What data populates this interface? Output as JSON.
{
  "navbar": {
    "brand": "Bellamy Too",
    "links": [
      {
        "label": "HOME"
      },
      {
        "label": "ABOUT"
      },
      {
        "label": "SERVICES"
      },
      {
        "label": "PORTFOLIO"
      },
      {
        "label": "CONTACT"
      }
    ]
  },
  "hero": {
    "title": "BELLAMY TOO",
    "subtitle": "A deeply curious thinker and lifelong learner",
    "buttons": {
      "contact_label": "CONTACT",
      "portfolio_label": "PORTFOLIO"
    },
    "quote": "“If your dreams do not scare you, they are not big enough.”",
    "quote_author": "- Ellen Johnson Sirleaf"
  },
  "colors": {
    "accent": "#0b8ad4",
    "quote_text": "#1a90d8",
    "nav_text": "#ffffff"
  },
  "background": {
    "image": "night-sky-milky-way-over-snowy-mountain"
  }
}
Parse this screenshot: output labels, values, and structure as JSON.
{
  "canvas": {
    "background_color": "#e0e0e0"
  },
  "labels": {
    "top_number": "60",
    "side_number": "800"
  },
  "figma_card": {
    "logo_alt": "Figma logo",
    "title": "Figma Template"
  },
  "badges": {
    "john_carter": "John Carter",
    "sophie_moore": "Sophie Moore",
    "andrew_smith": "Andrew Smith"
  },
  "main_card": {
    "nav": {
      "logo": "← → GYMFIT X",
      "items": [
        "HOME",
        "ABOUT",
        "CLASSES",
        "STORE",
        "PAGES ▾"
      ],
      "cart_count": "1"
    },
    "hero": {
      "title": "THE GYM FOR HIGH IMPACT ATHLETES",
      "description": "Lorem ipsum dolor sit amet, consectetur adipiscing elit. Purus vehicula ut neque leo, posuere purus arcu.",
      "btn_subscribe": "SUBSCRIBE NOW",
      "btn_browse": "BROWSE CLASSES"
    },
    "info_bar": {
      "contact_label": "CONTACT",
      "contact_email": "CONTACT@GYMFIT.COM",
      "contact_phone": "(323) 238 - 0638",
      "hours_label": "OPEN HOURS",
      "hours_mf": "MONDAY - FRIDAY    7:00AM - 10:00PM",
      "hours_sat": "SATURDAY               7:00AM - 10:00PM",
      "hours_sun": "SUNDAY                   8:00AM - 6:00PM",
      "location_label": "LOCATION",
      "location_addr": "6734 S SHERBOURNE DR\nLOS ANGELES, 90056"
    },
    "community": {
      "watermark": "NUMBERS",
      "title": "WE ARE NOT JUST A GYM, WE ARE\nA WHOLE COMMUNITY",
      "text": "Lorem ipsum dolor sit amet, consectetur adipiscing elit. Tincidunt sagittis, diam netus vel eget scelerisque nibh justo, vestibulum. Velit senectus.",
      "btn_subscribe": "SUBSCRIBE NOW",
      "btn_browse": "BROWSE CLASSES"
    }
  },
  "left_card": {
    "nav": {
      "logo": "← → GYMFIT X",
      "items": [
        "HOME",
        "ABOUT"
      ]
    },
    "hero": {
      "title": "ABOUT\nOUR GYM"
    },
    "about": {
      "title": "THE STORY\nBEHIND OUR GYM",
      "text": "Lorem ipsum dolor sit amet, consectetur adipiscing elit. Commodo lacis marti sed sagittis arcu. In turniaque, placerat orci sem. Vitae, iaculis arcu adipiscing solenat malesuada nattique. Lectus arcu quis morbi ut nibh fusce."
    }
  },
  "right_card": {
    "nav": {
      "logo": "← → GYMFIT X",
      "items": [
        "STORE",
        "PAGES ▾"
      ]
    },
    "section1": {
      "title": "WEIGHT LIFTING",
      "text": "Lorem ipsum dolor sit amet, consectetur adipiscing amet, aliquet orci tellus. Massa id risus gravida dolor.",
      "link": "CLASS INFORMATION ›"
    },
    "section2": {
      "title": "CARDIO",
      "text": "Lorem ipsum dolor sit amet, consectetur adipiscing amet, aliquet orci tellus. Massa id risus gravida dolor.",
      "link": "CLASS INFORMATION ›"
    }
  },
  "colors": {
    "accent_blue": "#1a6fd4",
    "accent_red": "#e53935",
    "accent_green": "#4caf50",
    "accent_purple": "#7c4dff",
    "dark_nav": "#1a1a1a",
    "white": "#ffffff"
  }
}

----------------

_What is asked_: Repeat all entries. Match them exactly.

_Answer to this exercise_:
What data populates this interface? Output as JSON.
{
  "navbar": {
    "brand": "Bellamy Too",
    "links": [
      {
        "label": "HOME"
      },
      {
        "label": "ABOUT"
      },
      {
        "label": "SERVICES"
      },
      {
        "label": "PORTFOLIO"
      },
      {
        "label": "CONTACT"
      }
    ]
  },
  "hero": {
    "title": "BELLAMY TOO",
    "subtitle": "A deeply curious thinker and lifelong learner",
    "buttons": {
      "contact_label": "CONTACT",
      "portfolio_label": "PORTFOLIO"
    },
    "quote": "“If your dreams do not scare you, they are not big enough.”",
    "quote_author": "- Ellen Johnson Sirleaf"
  },
  "colors": {
    "accent": "#0b8ad4",
    "quote_text": "#1a90d8",
    "nav_text": "#ffffff"
  },
  "background": {
    "image": "night-sky-milky-way-over-snowy-mountain"
  }
}
Parse this screenshot: output labels, values, and structure as JSON.
{
  "canvas": {
    "background_color": "#e0e0e0"
  },
  "labels": {
    "top_number": "60",
    "side_number": "800"
  },
  "figma_card": {
    "logo_alt": "Figma logo",
    "title": "Figma Template"
  },
  "badges": {
    "john_carter": "John Carter",
    "sophie_moore": "Sophie Moore",
    "andrew_smith": "Andrew Smith"
  },
  "main_card": {
    "nav": {
      "logo": "← → GYMFIT X",
      "items": [
        "HOME",
        "ABOUT",
        "CLASSES",
        "STORE",
        "PAGES ▾"
      ],
      "cart_count": "1"
    },
    "hero": {
      "title": "THE GYM FOR HIGH IMPACT ATHLETES",
      "description": "Lorem ipsum dolor sit amet, consectetur adipiscing elit. Purus vehicula ut neque leo, posuere purus arcu.",
      "btn_subscribe": "SUBSCRIBE NOW",
      "btn_browse": "BROWSE CLASSES"
    },
    "info_bar": {
      "contact_label": "CONTACT",
      "contact_email": "CONTACT@GYMFIT.COM",
      "contact_phone": "(323) 238 - 0638",
      "hours_label": "OPEN HOURS",
      "hours_mf": "MONDAY - FRIDAY    7:00AM - 10:00PM",
      "hours_sat": "SATURDAY               7:00AM - 10:00PM",
      "hours_sun": "SUNDAY                   8:00AM - 6:00PM",
      "location_label": "LOCATION",
      "location_addr": "6734 S SHERBOURNE DR\nLOS ANGELES, 90056"
    },
    "community": {
      "watermark": "NUMBERS",
      "title": "WE ARE NOT JUST A GYM, WE ARE\nA WHOLE COMMUNITY",
      "text": "Lorem ipsum dolor sit amet, consectetur adipiscing elit. Tincidunt sagittis, diam netus vel eget scelerisque nibh justo, vestibulum. Velit senectus.",
      "btn_subscribe": "SUBSCRIBE NOW",
      "btn_browse": "BROWSE CLASSES"
    }
  },
  "left_card": {
    "nav": {
      "logo": "← → GYMFIT X",
      "items": [
        "HOME",
        "ABOUT"
      ]
    },
    "hero": {
      "title": "ABOUT\nOUR GYM"
    },
    "about": {
      "title": "THE STORY\nBEHIND OUR GYM",
      "text": "Lorem ipsum dolor sit amet, consectetur adipiscing elit. Commodo lacis marti sed sagittis arcu. In turniaque, placerat orci sem. Vitae, iaculis arcu adipiscing solenat malesuada nattique. Lectus arcu quis morbi ut nibh fusce."
    }
  },
  "right_card": {
    "nav": {
      "logo": "← → GYMFIT X",
      "items": [
        "STORE",
        "PAGES ▾"
      ]
    },
    "section1": {
      "title": "WEIGHT LIFTING",
      "text": "Lorem ipsum dolor sit amet, consectetur adipiscing amet, aliquet orci tellus. Massa id risus gravida dolor.",
      "link": "CLASS INFORMATION ›"
    },
    "section2": {
      "title": "CARDIO",
      "text": "Lorem ipsum dolor sit amet, consectetur adipiscing amet, aliquet orci tellus. Massa id risus gravida dolor.",
      "link": "CLASS INFORMATION ›"
    }
  },
  "colors": {
    "accent_blue": "#1a6fd4",
    "accent_red": "#e53935",
    "accent_green": "#4caf50",
    "accent_purple": "#7c4dff",
    "dark_nav": "#1a1a1a",
    "white": "#ffffff"
  }
}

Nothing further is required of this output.